--- START Given data ---
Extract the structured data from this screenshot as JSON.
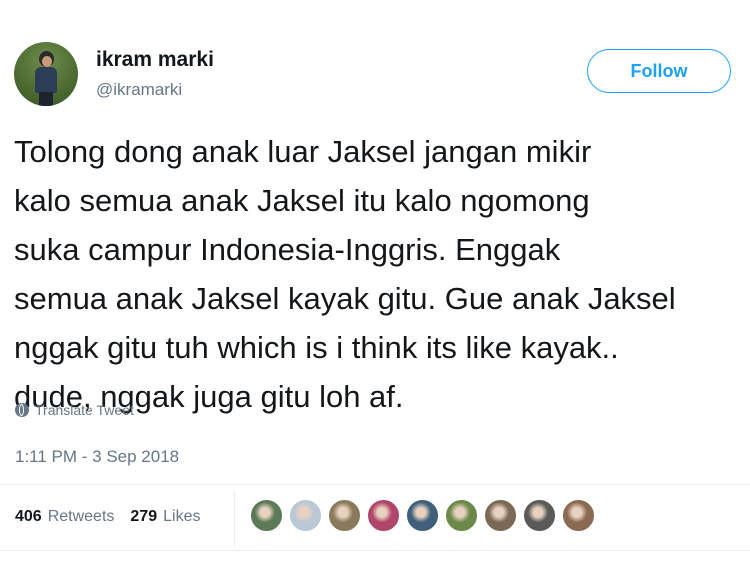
{
  "user": {
    "name": "ikram marki",
    "handle": "@ikramarki"
  },
  "follow_label": "Follow",
  "tweet": {
    "lines": [
      "Tolong dong anak luar Jaksel jangan mikir",
      "kalo semua anak Jaksel itu kalo ngomong",
      "suka campur Indonesia-Inggris. Enggak",
      "semua anak Jaksel kayak gitu. Gue anak Jaksel",
      "nggak gitu tuh which is i think its like kayak..",
      "dude, nggak juga gitu loh af."
    ]
  },
  "translate_label": "Translate Tweet",
  "timestamp": "1:11 PM - 3 Sep 2018",
  "stats": {
    "retweets_count": "406",
    "retweets_label": "Retweets",
    "likes_count": "279",
    "likes_label": "Likes"
  },
  "likers": [
    {
      "color": "#5b7a55"
    },
    {
      "color": "#b9c7d6"
    },
    {
      "color": "#8a7a5c"
    },
    {
      "color": "#b0456a"
    },
    {
      "color": "#3f5f7a"
    },
    {
      "color": "#6b8a4a"
    },
    {
      "color": "#7a6a55"
    },
    {
      "color": "#5a5a5a"
    },
    {
      "color": "#8a6a52"
    }
  ],
  "colors": {
    "accent": "#1da1f2",
    "text": "#14171a",
    "muted": "#657786"
  }
}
--- END Given data ---
Write the listing out a second time exactly, dropping all images.

* **Answer to this exercise**:
Extract the structured data from this screenshot as JSON.
{
  "user": {
    "name": "ikram marki",
    "handle": "@ikramarki"
  },
  "follow_label": "Follow",
  "tweet": {
    "lines": [
      "Tolong dong anak luar Jaksel jangan mikir",
      "kalo semua anak Jaksel itu kalo ngomong",
      "suka campur Indonesia-Inggris. Enggak",
      "semua anak Jaksel kayak gitu. Gue anak Jaksel",
      "nggak gitu tuh which is i think its like kayak..",
      "dude, nggak juga gitu loh af."
    ]
  },
  "translate_label": "Translate Tweet",
  "timestamp": "1:11 PM - 3 Sep 2018",
  "stats": {
    "retweets_count": "406",
    "retweets_label": "Retweets",
    "likes_count": "279",
    "likes_label": "Likes"
  },
  "likers": [
    {
      "color": "#5b7a55"
    },
    {
      "color": "#b9c7d6"
    },
    {
      "color": "#8a7a5c"
    },
    {
      "color": "#b0456a"
    },
    {
      "color": "#3f5f7a"
    },
    {
      "color": "#6b8a4a"
    },
    {
      "color": "#7a6a55"
    },
    {
      "color": "#5a5a5a"
    },
    {
      "color": "#8a6a52"
    }
  ],
  "colors": {
    "accent": "#1da1f2",
    "text": "#14171a",
    "muted": "#657786"
  }
}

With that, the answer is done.